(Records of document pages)
=== Section Start ===
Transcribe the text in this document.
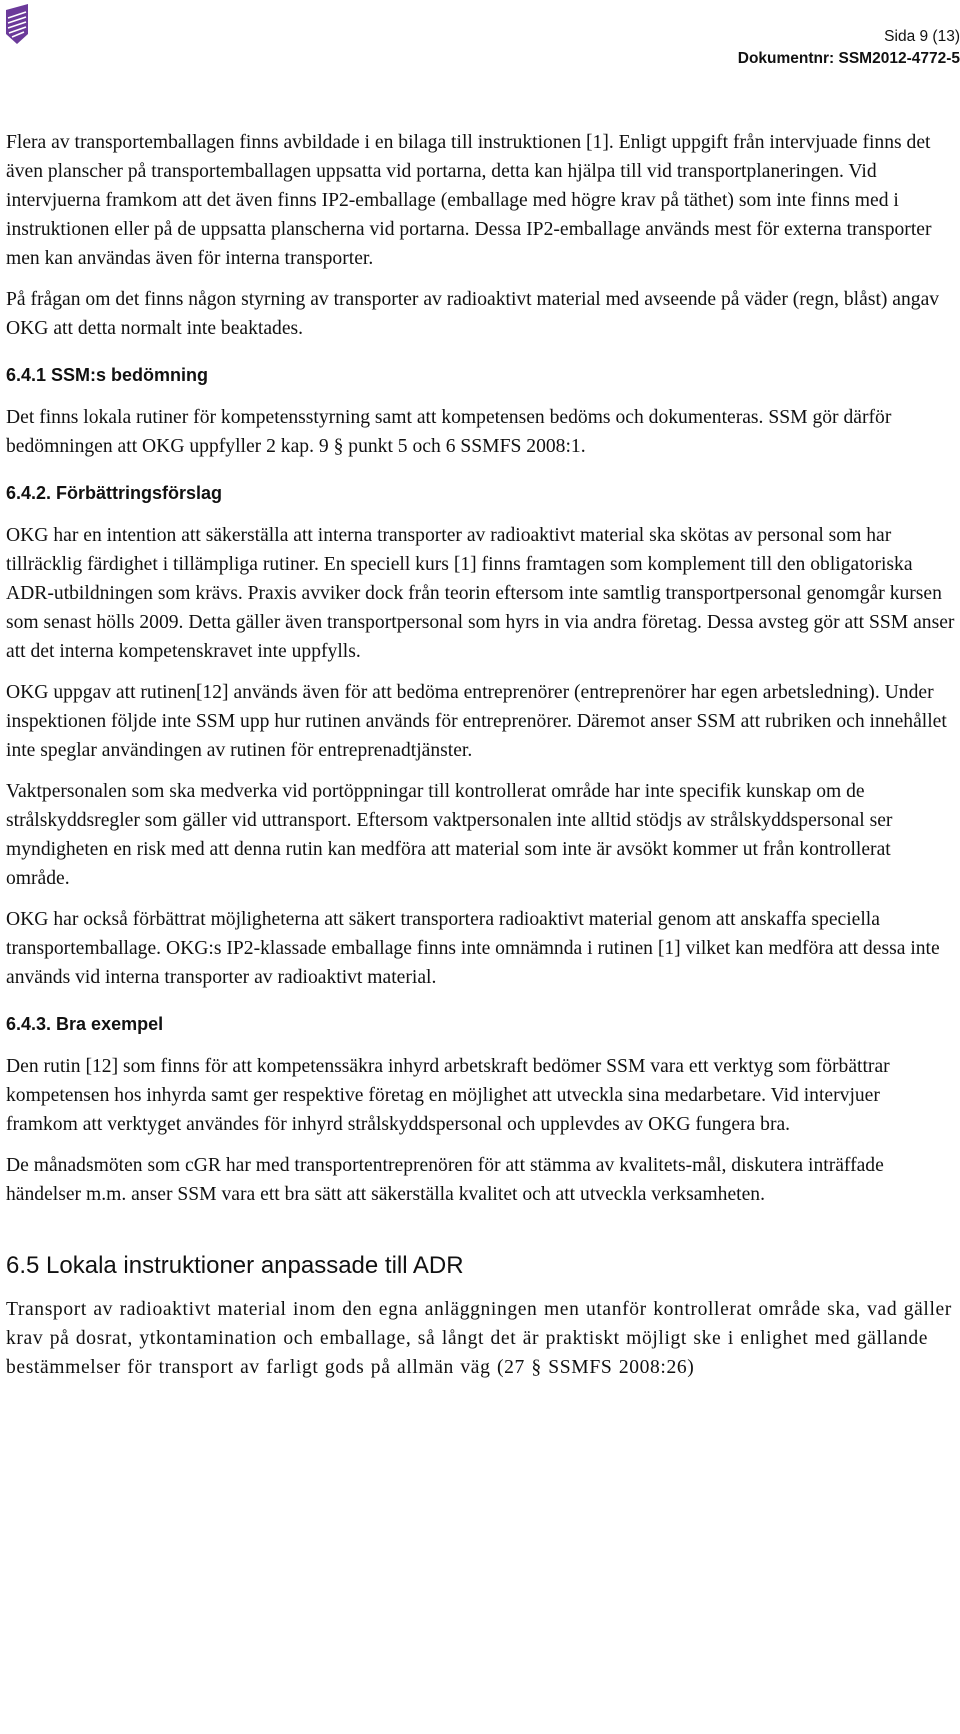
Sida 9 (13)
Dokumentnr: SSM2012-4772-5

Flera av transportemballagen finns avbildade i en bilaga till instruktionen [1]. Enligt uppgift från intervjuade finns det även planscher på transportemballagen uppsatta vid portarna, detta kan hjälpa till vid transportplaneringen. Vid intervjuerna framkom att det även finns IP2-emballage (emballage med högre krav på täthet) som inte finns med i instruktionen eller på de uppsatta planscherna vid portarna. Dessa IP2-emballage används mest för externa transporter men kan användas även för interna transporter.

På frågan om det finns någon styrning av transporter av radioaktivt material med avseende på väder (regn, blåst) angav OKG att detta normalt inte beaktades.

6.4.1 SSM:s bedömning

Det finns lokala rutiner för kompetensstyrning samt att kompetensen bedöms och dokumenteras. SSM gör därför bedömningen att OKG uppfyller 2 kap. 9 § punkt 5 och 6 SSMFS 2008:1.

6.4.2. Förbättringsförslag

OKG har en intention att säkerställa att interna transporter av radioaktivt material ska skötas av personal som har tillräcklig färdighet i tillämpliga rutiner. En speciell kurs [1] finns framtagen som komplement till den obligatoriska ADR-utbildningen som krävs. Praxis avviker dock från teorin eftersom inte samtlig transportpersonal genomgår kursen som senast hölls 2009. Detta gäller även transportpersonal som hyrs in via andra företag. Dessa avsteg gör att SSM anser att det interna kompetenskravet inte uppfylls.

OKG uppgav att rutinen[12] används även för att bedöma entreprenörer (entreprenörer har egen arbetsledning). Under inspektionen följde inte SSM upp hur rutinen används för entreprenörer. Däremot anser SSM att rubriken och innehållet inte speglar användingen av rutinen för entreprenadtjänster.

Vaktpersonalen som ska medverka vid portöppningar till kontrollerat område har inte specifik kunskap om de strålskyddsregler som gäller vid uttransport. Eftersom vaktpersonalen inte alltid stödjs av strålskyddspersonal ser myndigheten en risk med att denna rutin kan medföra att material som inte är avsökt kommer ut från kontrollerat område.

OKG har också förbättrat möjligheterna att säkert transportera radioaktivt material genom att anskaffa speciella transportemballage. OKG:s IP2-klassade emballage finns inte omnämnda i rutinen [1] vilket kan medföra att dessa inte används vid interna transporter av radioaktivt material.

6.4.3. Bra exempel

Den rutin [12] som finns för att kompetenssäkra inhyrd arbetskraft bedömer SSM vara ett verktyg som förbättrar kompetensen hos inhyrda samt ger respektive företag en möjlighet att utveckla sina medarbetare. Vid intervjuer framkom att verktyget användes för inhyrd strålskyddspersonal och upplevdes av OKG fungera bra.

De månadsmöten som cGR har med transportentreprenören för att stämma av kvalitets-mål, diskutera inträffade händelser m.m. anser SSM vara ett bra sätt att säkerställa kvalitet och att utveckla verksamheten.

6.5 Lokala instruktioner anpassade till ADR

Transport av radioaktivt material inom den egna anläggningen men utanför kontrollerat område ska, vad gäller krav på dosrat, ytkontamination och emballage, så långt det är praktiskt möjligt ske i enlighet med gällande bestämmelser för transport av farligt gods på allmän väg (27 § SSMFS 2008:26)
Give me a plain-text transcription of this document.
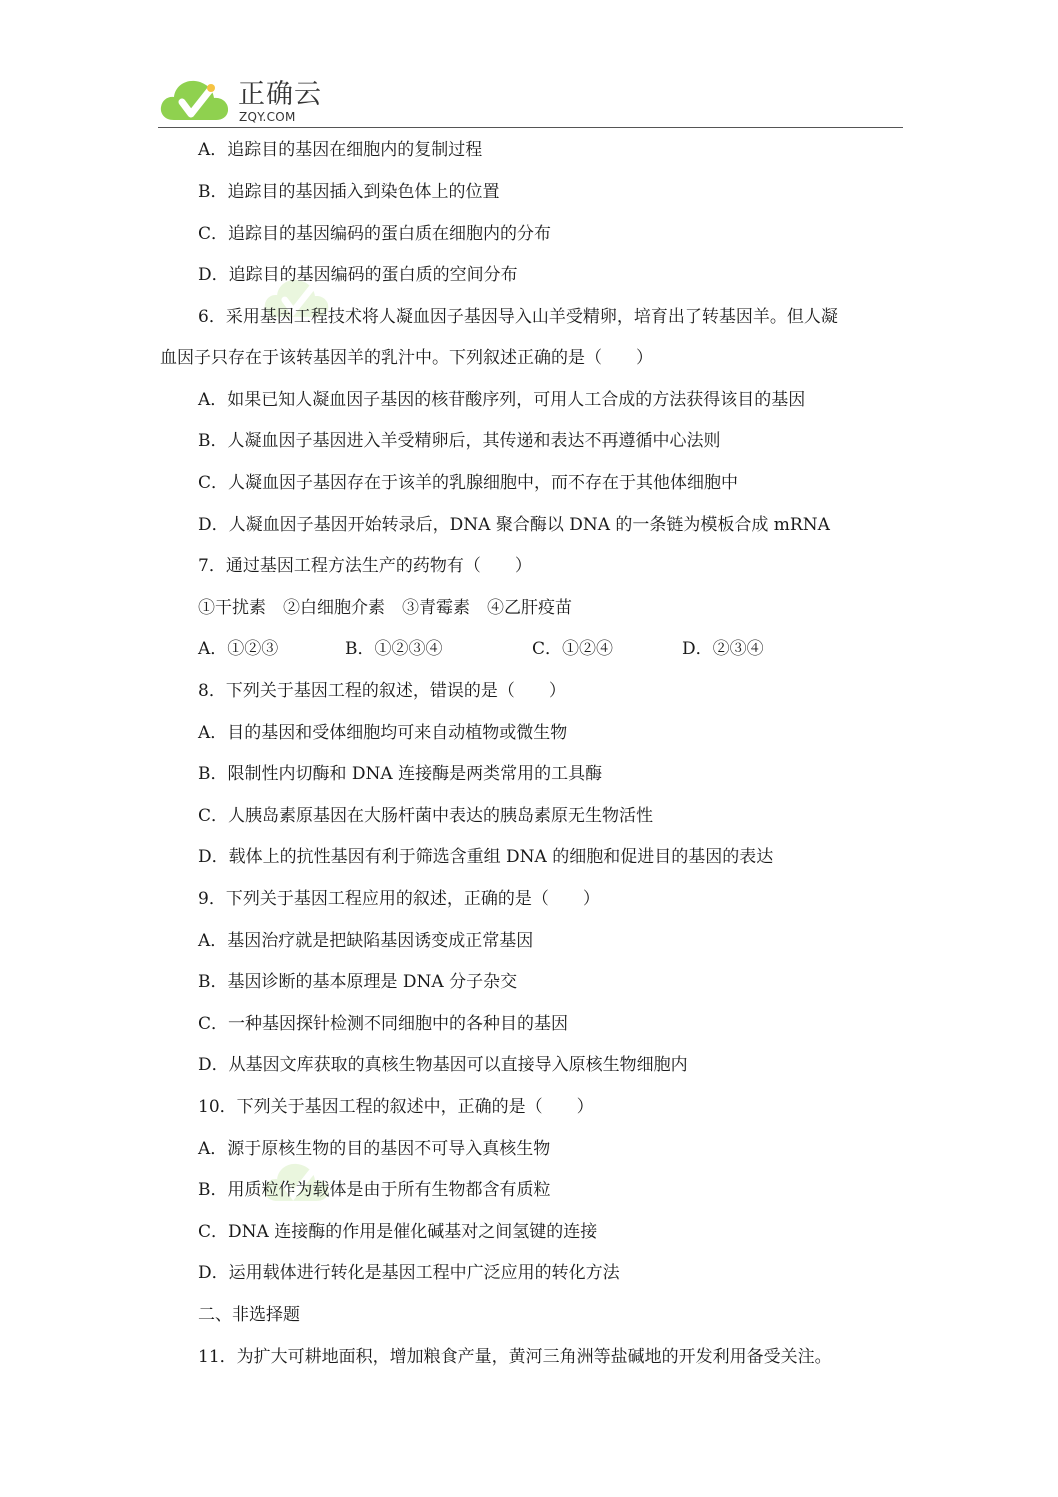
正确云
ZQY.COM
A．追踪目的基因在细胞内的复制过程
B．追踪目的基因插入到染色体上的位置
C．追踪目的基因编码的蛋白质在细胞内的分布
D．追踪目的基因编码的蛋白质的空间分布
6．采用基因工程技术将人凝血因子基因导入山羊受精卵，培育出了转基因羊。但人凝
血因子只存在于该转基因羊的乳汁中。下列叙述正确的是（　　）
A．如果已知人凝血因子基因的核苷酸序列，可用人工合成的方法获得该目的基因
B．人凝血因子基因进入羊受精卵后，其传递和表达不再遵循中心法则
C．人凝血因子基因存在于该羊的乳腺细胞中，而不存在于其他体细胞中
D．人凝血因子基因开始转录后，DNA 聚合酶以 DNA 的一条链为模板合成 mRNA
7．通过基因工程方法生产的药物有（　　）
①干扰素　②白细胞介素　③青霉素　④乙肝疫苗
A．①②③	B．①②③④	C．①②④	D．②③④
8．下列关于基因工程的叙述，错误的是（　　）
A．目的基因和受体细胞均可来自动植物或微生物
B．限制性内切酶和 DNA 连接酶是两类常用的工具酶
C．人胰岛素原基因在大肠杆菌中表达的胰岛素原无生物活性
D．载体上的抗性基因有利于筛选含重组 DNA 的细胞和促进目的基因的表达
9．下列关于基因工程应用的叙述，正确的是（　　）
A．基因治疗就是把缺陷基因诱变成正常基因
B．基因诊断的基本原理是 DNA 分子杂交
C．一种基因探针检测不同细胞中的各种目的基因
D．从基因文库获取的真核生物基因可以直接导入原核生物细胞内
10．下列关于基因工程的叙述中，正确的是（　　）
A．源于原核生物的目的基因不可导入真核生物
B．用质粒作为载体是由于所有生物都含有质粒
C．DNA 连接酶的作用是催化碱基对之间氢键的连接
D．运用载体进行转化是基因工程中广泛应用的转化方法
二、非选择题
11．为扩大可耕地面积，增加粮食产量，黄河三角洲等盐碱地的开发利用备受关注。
=== Section End ===
* Activity *
Give back only the lines from the one that carries "Give me a plain-text" through the final line above, both included. Drop all pictures.

* Answer box *
Give me a plain-text transcription of this document.
正确云
ZQY.COM
A．追踪目的基因在细胞内的复制过程
B．追踪目的基因插入到染色体上的位置
C．追踪目的基因编码的蛋白质在细胞内的分布
D．追踪目的基因编码的蛋白质的空间分布
6．采用基因工程技术将人凝血因子基因导入山羊受精卵，培育出了转基因羊。但人凝
血因子只存在于该转基因羊的乳汁中。下列叙述正确的是（　　）
A．如果已知人凝血因子基因的核苷酸序列，可用人工合成的方法获得该目的基因
B．人凝血因子基因进入羊受精卵后，其传递和表达不再遵循中心法则
C．人凝血因子基因存在于该羊的乳腺细胞中，而不存在于其他体细胞中
D．人凝血因子基因开始转录后，DNA 聚合酶以 DNA 的一条链为模板合成 mRNA
7．通过基因工程方法生产的药物有（　　）
①干扰素　②白细胞介素　③青霉素　④乙肝疫苗
A．①②③	B．①②③④	C．①②④	D．②③④
8．下列关于基因工程的叙述，错误的是（　　）
A．目的基因和受体细胞均可来自动植物或微生物
B．限制性内切酶和 DNA 连接酶是两类常用的工具酶
C．人胰岛素原基因在大肠杆菌中表达的胰岛素原无生物活性
D．载体上的抗性基因有利于筛选含重组 DNA 的细胞和促进目的基因的表达
9．下列关于基因工程应用的叙述，正确的是（　　）
A．基因治疗就是把缺陷基因诱变成正常基因
B．基因诊断的基本原理是 DNA 分子杂交
C．一种基因探针检测不同细胞中的各种目的基因
D．从基因文库获取的真核生物基因可以直接导入原核生物细胞内
10．下列关于基因工程的叙述中，正确的是（　　）
A．源于原核生物的目的基因不可导入真核生物
B．用质粒作为载体是由于所有生物都含有质粒
C．DNA 连接酶的作用是催化碱基对之间氢键的连接
D．运用载体进行转化是基因工程中广泛应用的转化方法
二、非选择题
11．为扩大可耕地面积，增加粮食产量，黄河三角洲等盐碱地的开发利用备受关注。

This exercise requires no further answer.